What is needed: Copy every line that contains the string "Management" from the entries below.

____

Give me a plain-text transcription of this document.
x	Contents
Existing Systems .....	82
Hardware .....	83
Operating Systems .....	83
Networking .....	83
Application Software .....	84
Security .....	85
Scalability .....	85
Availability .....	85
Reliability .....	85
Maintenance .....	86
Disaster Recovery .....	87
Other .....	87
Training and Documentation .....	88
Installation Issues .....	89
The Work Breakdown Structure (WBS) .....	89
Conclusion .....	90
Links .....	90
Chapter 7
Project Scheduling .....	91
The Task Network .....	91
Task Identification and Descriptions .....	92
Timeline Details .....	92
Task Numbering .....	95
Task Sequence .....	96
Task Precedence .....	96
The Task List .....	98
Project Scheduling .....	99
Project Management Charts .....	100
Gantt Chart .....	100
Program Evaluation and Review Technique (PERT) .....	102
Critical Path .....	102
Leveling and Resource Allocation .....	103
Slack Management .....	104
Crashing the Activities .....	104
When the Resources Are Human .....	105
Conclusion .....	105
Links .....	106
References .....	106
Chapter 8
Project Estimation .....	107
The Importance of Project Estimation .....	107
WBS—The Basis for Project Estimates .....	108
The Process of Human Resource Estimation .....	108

____

Full response:
Project Management Charts .....	100
Slack Management .....	104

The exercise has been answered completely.